[TEXTO DADO]
<<<<

La muerte de Galán, la toma del palacio de justicia, hasta la muerte de Garzón han sido golpes muy fuertes para nosotros los colombianos, y ¿qué podría decirse de aquellos crímenes de estado que  se han ahogado en el silencio, en la indeferencia del estado y la impunidad? secuestrados, desaparecidos, y desplazados son señalados por el pueblo como obra de los malos tratos, de aquello que el  gobierno hace por debajo de cuerda, buscando culpables, creando cortinas de humo en los medios, que más de un colombiano toma como verdad.

No puedo ser indiferente al caso de la señora Maria del Carmen Leal, una mujer de 57años que ha vivido el drama del desplazamiento por generaciones, lleva ese dolor en la sangre, sus sueños frustrados porque según ella, las cosas son de otro color en la capital, la tierra, la casa, los animales, se han ido y ha chocado con el pavimento, el ruido de la urbe,  otra vida diferente que deseaba para sus hijos.  El pensamiento de Riké es aplicable en la situación del desplazado pues en términos generales, su forma de entender la realidad,  ha sido suprimida por la violencia que ha roto totalmente el sentido de lo que para él es sagrado, esto es, su vida antes del desplazamiento. Llegar a una cuidad como Bogotá después de tener lo necesario para vivir en completa tranquilidad, significa volver a nacer, enterrando la posibilidad de volver a la vida campesina. Se vuelve casi una obligación la acción de integrarse al mundo moderno capitalista que vive por el “progreso”, la eficacia, con el fin del reconocimiento.

La indiferencia es uno de los peores enemigos del hombre, y lo digo porque durante la tarde se me acercó un hombre que llevaba una niña de brazos y a su lado una mujer, deseando contarme la desgracia de su situación, no quedando duda de eso, por su semblante y la de su familia. Lo que verdaderamente me paró en el tiempo, luego de haberle dado unas pocas monedas fue su reacción, sonriendo, dijo:- “¿si ves? por fin alguien se da cuenta de que estamos pidiendo auxilio, que alegría”. Luego se fueron. Esta pequeña pero  dura situación, me abrió los ojos hacia una verdad  a la que la victima cada día se enfrenta, una tragedia que va más allá de lo material: vivir como si fuera transparente, como un objeto innecesario, la impotencia de no poder  defenderse, de apelar por unos derechos que le corresponde. Solo esa familia sabe lo que se siente.

>>>>

(Listados de elementos y regiones)
<<<<

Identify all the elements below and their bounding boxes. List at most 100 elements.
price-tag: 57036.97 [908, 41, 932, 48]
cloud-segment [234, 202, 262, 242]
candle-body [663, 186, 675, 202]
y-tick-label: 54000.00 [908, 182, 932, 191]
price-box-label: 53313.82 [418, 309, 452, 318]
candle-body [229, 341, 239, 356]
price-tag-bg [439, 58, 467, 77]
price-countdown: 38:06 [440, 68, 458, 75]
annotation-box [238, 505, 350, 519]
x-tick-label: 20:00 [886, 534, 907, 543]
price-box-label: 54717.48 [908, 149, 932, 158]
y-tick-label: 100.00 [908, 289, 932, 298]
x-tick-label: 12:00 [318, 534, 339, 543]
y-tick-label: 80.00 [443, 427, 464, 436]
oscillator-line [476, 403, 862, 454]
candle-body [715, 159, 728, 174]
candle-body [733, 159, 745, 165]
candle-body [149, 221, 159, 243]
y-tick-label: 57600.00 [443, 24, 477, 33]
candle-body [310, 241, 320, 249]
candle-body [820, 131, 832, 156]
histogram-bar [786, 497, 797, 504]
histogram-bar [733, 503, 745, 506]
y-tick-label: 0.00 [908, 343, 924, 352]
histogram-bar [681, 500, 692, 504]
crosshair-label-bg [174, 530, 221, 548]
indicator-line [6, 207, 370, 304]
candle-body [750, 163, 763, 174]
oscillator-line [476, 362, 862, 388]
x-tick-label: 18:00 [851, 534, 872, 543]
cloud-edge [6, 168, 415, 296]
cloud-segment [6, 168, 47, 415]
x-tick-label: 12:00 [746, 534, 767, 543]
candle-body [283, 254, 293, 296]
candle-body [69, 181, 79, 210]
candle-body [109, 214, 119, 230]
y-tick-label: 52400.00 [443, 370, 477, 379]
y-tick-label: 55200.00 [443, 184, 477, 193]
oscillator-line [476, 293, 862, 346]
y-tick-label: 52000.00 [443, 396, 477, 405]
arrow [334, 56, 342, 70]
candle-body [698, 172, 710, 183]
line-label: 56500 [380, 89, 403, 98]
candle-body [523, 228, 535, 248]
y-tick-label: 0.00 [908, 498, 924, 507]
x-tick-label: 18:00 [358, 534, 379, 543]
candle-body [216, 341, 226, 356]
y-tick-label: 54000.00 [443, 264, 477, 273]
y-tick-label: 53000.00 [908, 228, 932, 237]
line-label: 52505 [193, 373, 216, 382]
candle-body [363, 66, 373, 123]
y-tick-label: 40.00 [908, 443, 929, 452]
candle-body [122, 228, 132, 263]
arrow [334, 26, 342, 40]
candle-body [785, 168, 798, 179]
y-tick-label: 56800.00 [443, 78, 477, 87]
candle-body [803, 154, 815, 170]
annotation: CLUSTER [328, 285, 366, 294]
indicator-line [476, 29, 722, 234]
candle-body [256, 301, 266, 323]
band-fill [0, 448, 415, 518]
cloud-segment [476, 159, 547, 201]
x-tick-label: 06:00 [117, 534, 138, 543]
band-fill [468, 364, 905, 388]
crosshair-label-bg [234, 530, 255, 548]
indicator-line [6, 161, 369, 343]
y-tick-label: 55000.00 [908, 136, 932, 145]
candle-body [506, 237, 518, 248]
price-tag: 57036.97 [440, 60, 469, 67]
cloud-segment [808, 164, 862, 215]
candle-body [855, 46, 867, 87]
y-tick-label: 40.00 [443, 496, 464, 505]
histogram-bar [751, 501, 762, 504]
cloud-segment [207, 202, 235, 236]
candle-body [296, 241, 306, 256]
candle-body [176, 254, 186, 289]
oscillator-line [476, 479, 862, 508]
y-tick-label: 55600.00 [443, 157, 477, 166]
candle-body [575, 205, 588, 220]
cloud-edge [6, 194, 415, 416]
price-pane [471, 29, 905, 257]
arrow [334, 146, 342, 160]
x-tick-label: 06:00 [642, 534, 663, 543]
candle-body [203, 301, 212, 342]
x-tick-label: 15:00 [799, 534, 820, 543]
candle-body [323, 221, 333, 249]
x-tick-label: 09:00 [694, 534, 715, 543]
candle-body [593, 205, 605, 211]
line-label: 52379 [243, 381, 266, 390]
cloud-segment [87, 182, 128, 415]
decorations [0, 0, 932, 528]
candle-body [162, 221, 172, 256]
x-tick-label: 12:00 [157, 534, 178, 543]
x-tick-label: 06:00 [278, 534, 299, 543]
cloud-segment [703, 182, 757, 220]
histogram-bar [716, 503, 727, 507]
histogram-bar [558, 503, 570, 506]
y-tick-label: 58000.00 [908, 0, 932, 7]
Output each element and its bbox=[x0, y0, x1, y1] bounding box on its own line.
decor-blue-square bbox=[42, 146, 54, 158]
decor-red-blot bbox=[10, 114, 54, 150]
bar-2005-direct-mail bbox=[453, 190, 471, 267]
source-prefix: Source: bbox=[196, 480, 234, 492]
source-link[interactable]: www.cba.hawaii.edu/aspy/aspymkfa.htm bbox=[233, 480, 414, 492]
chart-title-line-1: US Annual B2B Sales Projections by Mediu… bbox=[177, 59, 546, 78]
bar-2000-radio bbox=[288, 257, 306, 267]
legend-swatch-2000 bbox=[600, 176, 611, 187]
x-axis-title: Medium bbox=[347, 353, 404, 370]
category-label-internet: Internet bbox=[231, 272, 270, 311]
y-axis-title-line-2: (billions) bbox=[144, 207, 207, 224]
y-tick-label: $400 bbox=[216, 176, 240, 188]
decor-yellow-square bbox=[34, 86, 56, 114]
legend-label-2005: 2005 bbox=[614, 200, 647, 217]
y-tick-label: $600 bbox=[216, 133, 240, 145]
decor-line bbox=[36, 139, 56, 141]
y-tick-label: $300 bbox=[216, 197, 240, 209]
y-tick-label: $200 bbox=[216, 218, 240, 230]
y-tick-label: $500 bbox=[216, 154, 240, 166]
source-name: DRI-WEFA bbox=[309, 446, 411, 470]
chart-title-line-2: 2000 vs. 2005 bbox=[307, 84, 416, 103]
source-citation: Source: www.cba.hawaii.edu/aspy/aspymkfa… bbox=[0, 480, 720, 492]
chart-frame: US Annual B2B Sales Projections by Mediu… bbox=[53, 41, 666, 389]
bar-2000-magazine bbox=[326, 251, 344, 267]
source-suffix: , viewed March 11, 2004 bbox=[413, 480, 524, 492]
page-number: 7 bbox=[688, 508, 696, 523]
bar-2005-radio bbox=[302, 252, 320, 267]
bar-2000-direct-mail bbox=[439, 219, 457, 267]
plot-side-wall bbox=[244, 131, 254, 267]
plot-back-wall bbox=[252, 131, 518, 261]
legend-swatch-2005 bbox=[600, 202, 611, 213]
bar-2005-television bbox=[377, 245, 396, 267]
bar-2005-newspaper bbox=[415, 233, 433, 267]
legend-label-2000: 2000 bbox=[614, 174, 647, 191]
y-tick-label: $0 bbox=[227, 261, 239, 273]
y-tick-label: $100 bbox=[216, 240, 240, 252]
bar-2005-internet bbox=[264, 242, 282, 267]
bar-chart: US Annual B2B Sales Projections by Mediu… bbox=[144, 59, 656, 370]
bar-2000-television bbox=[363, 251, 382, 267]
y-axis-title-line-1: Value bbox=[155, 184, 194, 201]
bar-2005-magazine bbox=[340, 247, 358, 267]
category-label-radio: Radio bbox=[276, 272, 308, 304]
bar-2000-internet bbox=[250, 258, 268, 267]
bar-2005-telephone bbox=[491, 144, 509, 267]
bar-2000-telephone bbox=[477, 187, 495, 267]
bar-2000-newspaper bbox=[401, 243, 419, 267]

>>>>

Sigue escribiendo el texto sobre los desplazados en Colombia a partir de su última oración.

[RESPUESTA DEL EJERCICIO]
Las víctimas están en todas partes, pero nos hacemos siempre los de la vista gorda, evadimos un compromiso que tiene nuestro espíritu con los demás, de cierta forma, también somos victimas de otro tipo de cosas, de la velocidad del mundo en el que buscamos prioritariamente suplir las necesidades materiales  que dejan en un segundo plano las necesidades del alma. No obstante, los colombianos sentimos la presión de la culpa, todos sabemos  lo que pasa a diario, muchas veces nos lavamos las manos  juzgando a otros, pero nuestra culpa crece en silencio, disimuladamente, pocos se atreven a divulgarlo y a señalar las penas que se deben ejecutar por los delitos del pasado, del presente.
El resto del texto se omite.